----- Input data

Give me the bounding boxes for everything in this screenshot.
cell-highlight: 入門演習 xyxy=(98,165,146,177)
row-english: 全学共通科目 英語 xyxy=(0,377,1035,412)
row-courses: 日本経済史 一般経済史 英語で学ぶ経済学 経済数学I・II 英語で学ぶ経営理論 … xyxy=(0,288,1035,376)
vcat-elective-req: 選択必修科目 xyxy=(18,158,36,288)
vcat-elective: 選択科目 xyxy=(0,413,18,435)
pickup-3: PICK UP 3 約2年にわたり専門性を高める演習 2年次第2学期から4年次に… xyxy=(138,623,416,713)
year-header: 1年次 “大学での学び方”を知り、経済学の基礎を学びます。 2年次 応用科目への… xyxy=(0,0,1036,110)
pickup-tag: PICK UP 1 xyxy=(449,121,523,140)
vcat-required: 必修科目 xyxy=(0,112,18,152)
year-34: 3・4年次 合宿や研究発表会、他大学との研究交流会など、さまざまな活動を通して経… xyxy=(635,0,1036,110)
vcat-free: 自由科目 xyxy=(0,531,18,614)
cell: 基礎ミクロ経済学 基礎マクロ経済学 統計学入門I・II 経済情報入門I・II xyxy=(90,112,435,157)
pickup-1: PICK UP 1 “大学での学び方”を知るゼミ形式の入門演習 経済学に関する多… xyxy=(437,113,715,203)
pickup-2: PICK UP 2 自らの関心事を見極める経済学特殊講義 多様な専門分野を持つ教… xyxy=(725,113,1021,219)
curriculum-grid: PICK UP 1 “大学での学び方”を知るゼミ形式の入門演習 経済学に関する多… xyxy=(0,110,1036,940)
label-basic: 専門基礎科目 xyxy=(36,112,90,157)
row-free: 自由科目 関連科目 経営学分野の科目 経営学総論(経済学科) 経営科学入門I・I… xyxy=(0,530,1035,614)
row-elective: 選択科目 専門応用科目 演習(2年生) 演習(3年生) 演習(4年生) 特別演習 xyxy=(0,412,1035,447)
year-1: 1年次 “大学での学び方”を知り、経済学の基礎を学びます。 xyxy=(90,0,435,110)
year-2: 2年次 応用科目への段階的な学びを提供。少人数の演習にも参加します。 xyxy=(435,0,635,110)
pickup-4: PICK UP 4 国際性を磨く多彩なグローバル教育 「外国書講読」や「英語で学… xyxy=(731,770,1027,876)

----------

» What you need to do:
Rewrite the lines above, replacing every occurrence of "PICK UP" with "FEATURE" and leaving everything else unchanged.

» Completed exercise:
Give me the bounding boxes for everything in this screenshot.
cell-highlight: 入門演習 xyxy=(98,165,146,177)
row-english: 全学共通科目 英語 xyxy=(0,377,1035,412)
row-courses: 日本経済史 一般経済史 英語で学ぶ経済学 経済数学I・II 英語で学ぶ経営理論 … xyxy=(0,288,1035,376)
vcat-elective-req: 選択必修科目 xyxy=(18,158,36,288)
vcat-elective: 選択科目 xyxy=(0,413,18,435)
pickup-3: FEATURE 3 約2年にわたり専門性を高める演習 2年次第2学期から4年次に… xyxy=(138,623,416,713)
year-header: 1年次 “大学での学び方”を知り、経済学の基礎を学びます。 2年次 応用科目への… xyxy=(0,0,1036,110)
pickup-tag: FEATURE 1 xyxy=(449,121,523,140)
vcat-required: 必修科目 xyxy=(0,112,18,152)
year-34: 3・4年次 合宿や研究発表会、他大学との研究交流会など、さまざまな活動を通して経… xyxy=(635,0,1036,110)
vcat-free: 自由科目 xyxy=(0,531,18,614)
cell: 基礎ミクロ経済学 基礎マクロ経済学 統計学入門I・II 経済情報入門I・II xyxy=(90,112,435,157)
pickup-1: FEATURE 1 “大学での学び方”を知るゼミ形式の入門演習 経済学に関する多… xyxy=(437,113,715,203)
pickup-2: FEATURE 2 自らの関心事を見極める経済学特殊講義 多様な専門分野を持つ教… xyxy=(725,113,1021,219)
curriculum-grid: FEATURE 1 “大学での学び方”を知るゼミ形式の入門演習 経済学に関する多… xyxy=(0,110,1036,940)
label-basic: 専門基礎科目 xyxy=(36,112,90,157)
row-free: 自由科目 関連科目 経営学分野の科目 経営学総論(経済学科) 経営科学入門I・I… xyxy=(0,530,1035,614)
row-elective: 選択科目 専門応用科目 演習(2年生) 演習(3年生) 演習(4年生) 特別演習 xyxy=(0,412,1035,447)
year-1: 1年次 “大学での学び方”を知り、経済学の基礎を学びます。 xyxy=(90,0,435,110)
year-2: 2年次 応用科目への段階的な学びを提供。少人数の演習にも参加します。 xyxy=(435,0,635,110)
pickup-4: FEATURE 4 国際性を磨く多彩なグローバル教育 「外国書講読」や「英語で学… xyxy=(731,770,1027,876)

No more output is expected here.